◆ EXERCISE AIM: Each entry below is to be printed verbatim.

◆ GIVEN DATA:
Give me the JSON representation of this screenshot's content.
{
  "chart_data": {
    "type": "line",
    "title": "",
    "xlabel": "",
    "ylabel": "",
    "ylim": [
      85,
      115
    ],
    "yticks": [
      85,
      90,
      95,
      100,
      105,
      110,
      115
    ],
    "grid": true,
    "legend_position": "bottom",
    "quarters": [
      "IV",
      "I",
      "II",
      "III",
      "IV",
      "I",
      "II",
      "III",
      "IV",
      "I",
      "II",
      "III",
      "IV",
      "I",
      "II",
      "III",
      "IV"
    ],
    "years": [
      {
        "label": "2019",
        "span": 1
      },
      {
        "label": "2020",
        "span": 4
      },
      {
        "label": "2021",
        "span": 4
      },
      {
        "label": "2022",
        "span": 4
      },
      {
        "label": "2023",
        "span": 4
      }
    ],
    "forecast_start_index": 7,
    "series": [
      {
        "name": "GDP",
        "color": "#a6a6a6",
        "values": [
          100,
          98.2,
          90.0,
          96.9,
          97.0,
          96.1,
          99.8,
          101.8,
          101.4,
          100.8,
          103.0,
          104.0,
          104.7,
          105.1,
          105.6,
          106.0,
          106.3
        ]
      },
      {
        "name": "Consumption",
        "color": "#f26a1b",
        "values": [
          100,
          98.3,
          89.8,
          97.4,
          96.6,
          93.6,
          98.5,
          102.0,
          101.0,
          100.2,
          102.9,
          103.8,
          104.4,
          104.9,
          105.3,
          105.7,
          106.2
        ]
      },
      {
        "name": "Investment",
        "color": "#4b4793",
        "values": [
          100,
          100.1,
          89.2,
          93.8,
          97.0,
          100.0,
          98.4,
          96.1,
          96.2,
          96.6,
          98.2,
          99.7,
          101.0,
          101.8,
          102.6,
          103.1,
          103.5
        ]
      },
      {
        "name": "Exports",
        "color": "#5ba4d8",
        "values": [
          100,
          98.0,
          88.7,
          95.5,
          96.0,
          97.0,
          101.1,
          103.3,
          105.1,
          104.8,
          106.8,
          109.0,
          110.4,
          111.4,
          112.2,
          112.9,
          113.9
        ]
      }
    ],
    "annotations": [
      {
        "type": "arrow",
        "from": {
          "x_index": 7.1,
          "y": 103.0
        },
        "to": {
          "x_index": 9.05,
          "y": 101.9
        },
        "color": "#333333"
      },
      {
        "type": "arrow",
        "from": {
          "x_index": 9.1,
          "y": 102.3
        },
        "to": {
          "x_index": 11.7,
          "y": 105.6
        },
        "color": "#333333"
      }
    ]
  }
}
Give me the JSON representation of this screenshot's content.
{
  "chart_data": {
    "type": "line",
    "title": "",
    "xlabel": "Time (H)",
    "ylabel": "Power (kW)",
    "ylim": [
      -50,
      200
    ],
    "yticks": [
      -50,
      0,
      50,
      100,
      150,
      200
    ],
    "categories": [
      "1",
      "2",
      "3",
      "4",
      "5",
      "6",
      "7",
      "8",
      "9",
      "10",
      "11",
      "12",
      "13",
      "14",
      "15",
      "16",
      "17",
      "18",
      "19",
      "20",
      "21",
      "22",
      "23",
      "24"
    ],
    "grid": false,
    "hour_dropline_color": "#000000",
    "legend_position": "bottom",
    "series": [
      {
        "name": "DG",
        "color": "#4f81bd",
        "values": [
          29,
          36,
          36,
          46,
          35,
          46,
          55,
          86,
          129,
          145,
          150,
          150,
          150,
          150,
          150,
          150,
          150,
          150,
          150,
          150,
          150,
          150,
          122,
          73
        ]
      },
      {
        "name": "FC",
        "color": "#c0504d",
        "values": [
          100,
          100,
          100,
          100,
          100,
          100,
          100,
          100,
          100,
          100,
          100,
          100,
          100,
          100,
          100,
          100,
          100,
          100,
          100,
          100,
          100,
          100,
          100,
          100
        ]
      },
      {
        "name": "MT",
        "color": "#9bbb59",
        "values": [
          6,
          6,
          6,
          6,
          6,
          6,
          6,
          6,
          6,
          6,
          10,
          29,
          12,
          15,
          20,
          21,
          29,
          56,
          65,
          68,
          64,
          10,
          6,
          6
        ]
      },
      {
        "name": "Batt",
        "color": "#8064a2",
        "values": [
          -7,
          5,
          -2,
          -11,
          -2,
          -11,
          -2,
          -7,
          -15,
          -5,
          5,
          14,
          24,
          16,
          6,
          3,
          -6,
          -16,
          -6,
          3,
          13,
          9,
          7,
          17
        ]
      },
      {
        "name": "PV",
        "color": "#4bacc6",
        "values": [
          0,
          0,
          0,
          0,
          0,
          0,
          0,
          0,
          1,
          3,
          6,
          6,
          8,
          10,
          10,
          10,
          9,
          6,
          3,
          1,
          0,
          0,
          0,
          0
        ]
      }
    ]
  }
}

◆ EXERCISE OUTPUT:
Give me the JSON representation of this screenshot's content.
{
  "chart_data": {
    "type": "line",
    "title": "",
    "xlabel": "",
    "ylabel": "",
    "ylim": [
      85,
      115
    ],
    "yticks": [
      85,
      90,
      95,
      100,
      105,
      110,
      115
    ],
    "grid": true,
    "legend_position": "bottom",
    "quarters": [
      "IV",
      "I",
      "II",
      "III",
      "IV",
      "I",
      "II",
      "III",
      "IV",
      "I",
      "II",
      "III",
      "IV",
      "I",
      "II",
      "III",
      "IV"
    ],
    "years": [
      {
        "label": "2019",
        "span": 1
      },
      {
        "label": "2020",
        "span": 4
      },
      {
        "label": "2021",
        "span": 4
      },
      {
        "label": "2022",
        "span": 4
      },
      {
        "label": "2023",
        "span": 4
      }
    ],
    "forecast_start_index": 7,
    "series": [
      {
        "name": "GDP",
        "color": "#a6a6a6",
        "values": [
          100,
          98.2,
          90.0,
          96.9,
          97.0,
          96.1,
          99.8,
          101.8,
          101.4,
          100.8,
          103.0,
          104.0,
          104.7,
          105.1,
          105.6,
          106.0,
          106.3
        ]
      },
      {
        "name": "Consumption",
        "color": "#f26a1b",
        "values": [
          100,
          98.3,
          89.8,
          97.4,
          96.6,
          93.6,
          98.5,
          102.0,
          101.0,
          100.2,
          102.9,
          103.8,
          104.4,
          104.9,
          105.3,
          105.7,
          106.2
        ]
      },
      {
        "name": "Investment",
        "color": "#4b4793",
        "values": [
          100,
          100.1,
          89.2,
          93.8,
          97.0,
          100.0,
          98.4,
          96.1,
          96.2,
          96.6,
          98.2,
          99.7,
          101.0,
          101.8,
          102.6,
          103.1,
          103.5
        ]
      },
      {
        "name": "Exports",
        "color": "#5ba4d8",
        "values": [
          100,
          98.0,
          88.7,
          95.5,
          96.0,
          97.0,
          101.1,
          103.3,
          105.1,
          104.8,
          106.8,
          109.0,
          110.4,
          111.4,
          112.2,
          112.9,
          113.9
        ]
      }
    ],
    "annotations": [
      {
        "type": "arrow",
        "from": {
          "x_index": 7.1,
          "y": 103.0
        },
        "to": {
          "x_index": 9.05,
          "y": 101.9
        },
        "color": "#333333"
      },
      {
        "type": "arrow",
        "from": {
          "x_index": 9.1,
          "y": 102.3
        },
        "to": {
          "x_index": 11.7,
          "y": 105.6
        },
        "color": "#333333"
      }
    ]
  }
}
Give me the JSON representation of this screenshot's content.
{
  "chart_data": {
    "type": "line",
    "title": "",
    "xlabel": "Time (H)",
    "ylabel": "Power (kW)",
    "ylim": [
      -50,
      200
    ],
    "yticks": [
      -50,
      0,
      50,
      100,
      150,
      200
    ],
    "categories": [
      "1",
      "2",
      "3",
      "4",
      "5",
      "6",
      "7",
      "8",
      "9",
      "10",
      "11",
      "12",
      "13",
      "14",
      "15",
      "16",
      "17",
      "18",
      "19",
      "20",
      "21",
      "22",
      "23",
      "24"
    ],
    "grid": false,
    "hour_dropline_color": "#000000",
    "legend_position": "bottom",
    "series": [
      {
        "name": "DG",
        "color": "#4f81bd",
        "values": [
          29,
          36,
          36,
          46,
          35,
          46,
          55,
          86,
          129,
          145,
          150,
          150,
          150,
          150,
          150,
          150,
          150,
          150,
          150,
          150,
          150,
          150,
          122,
          73
        ]
      },
      {
        "name": "FC",
        "color": "#c0504d",
        "values": [
          100,
          100,
          100,
          100,
          100,
          100,
          100,
          100,
          100,
          100,
          100,
          100,
          100,
          100,
          100,
          100,
          100,
          100,
          100,
          100,
          100,
          100,
          100,
          100
        ]
      },
      {
        "name": "MT",
        "color": "#9bbb59",
        "values": [
          6,
          6,
          6,
          6,
          6,
          6,
          6,
          6,
          6,
          6,
          10,
          29,
          12,
          15,
          20,
          21,
          29,
          56,
          65,
          68,
          64,
          10,
          6,
          6
        ]
      },
      {
        "name": "Batt",
        "color": "#8064a2",
        "values": [
          -7,
          5,
          -2,
          -11,
          -2,
          -11,
          -2,
          -7,
          -15,
          -5,
          5,
          14,
          24,
          16,
          6,
          3,
          -6,
          -16,
          -6,
          3,
          13,
          9,
          7,
          17
        ]
      },
      {
        "name": "PV",
        "color": "#4bacc6",
        "values": [
          0,
          0,
          0,
          0,
          0,
          0,
          0,
          0,
          1,
          3,
          6,
          6,
          8,
          10,
          10,
          10,
          9,
          6,
          3,
          1,
          0,
          0,
          0,
          0
        ]
      }
    ]
  }
}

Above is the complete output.